WHAT YOU SHOULD DO:
Please find all lines in the data that hold the string "Maternal" and copy them.

RECORDS FOR THIS EXERCISE:
+++

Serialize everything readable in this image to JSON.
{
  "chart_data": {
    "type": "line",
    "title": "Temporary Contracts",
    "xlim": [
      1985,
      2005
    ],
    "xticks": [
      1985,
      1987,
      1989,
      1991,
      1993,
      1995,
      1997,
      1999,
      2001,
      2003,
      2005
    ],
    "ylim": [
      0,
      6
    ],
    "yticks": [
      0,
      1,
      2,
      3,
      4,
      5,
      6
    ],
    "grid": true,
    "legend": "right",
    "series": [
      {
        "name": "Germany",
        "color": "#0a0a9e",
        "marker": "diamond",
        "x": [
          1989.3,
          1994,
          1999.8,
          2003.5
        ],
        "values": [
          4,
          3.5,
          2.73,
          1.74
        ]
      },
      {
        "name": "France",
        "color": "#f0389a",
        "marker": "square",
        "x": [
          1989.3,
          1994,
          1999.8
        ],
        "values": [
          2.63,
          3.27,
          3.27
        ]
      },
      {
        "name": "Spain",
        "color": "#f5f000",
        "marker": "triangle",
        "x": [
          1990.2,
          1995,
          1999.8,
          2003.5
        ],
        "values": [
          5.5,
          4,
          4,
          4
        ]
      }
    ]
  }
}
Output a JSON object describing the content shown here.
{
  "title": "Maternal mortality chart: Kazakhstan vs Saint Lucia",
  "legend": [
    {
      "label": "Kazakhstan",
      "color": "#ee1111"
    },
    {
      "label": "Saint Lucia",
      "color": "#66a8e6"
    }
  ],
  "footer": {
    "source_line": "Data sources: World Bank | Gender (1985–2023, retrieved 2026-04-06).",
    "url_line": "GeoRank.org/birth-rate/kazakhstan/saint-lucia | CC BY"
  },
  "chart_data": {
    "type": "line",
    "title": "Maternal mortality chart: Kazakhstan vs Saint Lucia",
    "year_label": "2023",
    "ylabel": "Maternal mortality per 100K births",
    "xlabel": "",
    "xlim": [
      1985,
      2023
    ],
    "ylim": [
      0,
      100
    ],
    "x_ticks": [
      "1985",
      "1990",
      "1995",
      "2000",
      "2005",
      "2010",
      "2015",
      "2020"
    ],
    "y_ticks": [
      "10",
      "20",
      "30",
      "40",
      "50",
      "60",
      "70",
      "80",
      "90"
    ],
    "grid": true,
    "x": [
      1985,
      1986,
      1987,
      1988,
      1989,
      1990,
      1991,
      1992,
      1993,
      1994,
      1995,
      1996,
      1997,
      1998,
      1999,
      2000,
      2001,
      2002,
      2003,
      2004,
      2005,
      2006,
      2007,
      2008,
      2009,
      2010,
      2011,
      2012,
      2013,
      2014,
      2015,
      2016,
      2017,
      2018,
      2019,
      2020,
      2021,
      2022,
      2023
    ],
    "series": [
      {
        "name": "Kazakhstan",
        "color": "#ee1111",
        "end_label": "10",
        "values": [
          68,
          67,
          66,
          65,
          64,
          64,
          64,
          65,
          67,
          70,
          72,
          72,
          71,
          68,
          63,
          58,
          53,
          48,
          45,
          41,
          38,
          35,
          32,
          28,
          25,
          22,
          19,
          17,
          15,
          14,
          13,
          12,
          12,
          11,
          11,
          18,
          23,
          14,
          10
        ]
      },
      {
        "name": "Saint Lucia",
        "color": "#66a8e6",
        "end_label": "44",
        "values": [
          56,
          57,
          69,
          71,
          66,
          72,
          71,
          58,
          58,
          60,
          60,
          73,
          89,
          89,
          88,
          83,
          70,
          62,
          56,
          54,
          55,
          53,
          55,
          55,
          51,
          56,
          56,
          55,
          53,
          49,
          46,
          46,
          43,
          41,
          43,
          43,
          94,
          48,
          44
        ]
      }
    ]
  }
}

+++

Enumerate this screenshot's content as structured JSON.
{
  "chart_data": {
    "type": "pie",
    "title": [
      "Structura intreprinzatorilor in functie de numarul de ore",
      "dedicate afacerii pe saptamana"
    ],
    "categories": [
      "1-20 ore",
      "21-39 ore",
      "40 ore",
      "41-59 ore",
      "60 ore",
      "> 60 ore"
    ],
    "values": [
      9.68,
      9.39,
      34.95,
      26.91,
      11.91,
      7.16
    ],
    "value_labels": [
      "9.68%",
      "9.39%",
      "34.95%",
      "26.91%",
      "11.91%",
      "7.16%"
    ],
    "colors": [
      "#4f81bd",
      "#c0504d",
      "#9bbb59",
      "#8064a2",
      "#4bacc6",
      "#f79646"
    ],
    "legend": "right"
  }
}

+++

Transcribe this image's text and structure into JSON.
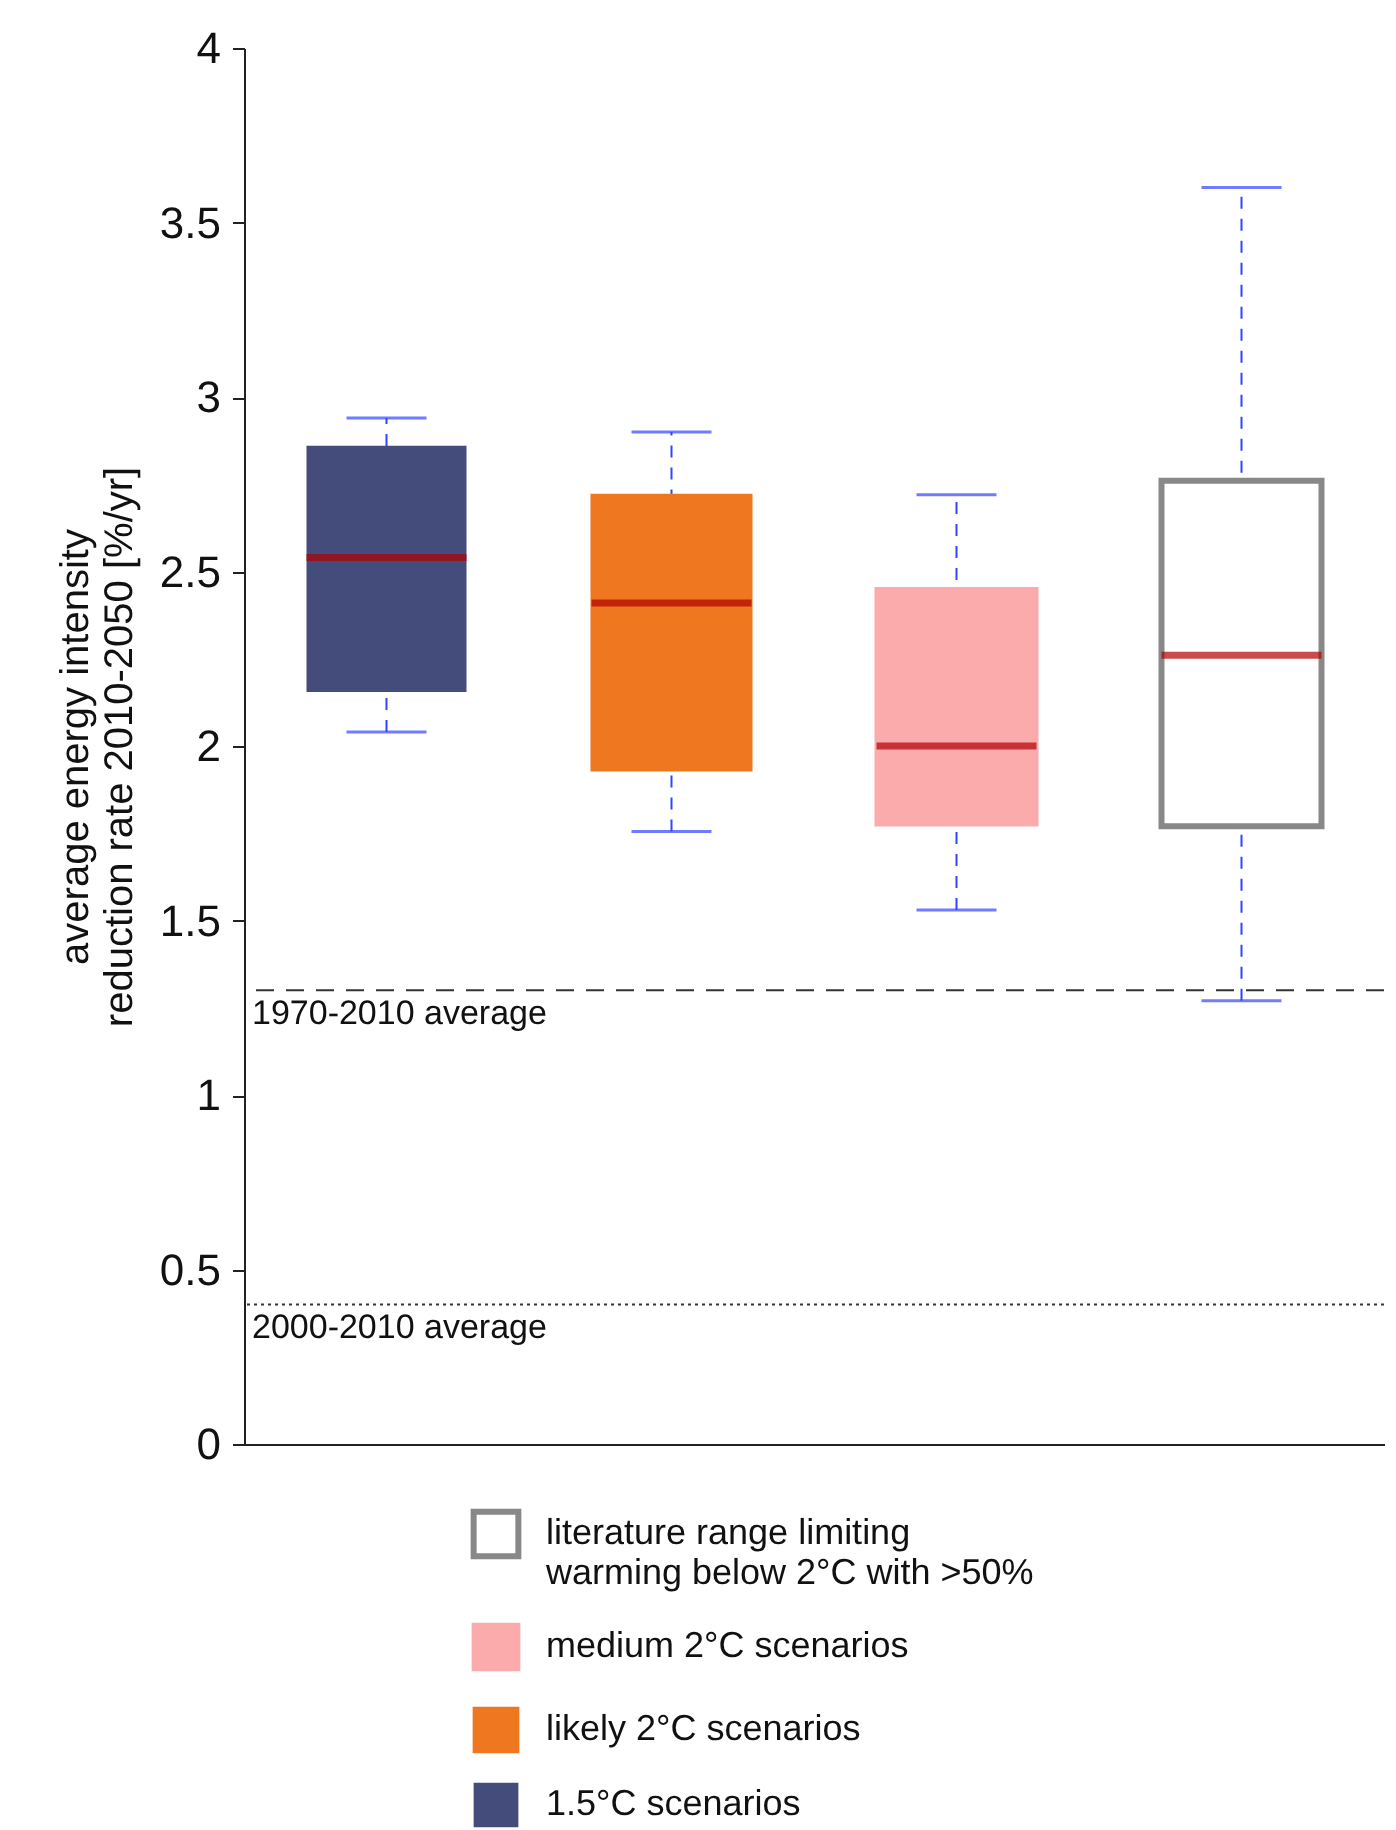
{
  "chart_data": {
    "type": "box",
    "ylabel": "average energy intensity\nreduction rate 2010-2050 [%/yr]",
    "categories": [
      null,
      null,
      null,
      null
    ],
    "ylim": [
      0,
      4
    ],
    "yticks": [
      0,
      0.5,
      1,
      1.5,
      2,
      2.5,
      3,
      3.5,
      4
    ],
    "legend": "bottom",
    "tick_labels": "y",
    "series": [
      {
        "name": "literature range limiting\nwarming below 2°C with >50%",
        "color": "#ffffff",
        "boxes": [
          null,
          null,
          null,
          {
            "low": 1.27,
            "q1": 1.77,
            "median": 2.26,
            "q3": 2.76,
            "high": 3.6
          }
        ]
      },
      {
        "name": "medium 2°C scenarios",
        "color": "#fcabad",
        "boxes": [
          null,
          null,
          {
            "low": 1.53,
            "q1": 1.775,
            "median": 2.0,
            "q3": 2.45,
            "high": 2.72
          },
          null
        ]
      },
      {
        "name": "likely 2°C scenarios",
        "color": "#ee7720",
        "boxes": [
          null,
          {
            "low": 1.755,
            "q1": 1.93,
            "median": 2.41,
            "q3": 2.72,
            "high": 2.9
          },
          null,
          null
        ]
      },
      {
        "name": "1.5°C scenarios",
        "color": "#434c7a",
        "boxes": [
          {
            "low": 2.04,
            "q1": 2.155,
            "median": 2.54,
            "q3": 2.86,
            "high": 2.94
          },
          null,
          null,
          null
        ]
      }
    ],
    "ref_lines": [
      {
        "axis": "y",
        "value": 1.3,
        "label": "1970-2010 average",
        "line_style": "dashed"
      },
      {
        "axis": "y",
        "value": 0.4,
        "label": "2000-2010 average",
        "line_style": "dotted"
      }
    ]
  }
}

+++

REPLY:
  "title": "Maternal mortality chart: Kazakhstan vs Saint Lucia",
    "title": "Maternal mortality chart: Kazakhstan vs Saint Lucia",
    "ylabel": "Maternal mortality per 100K births",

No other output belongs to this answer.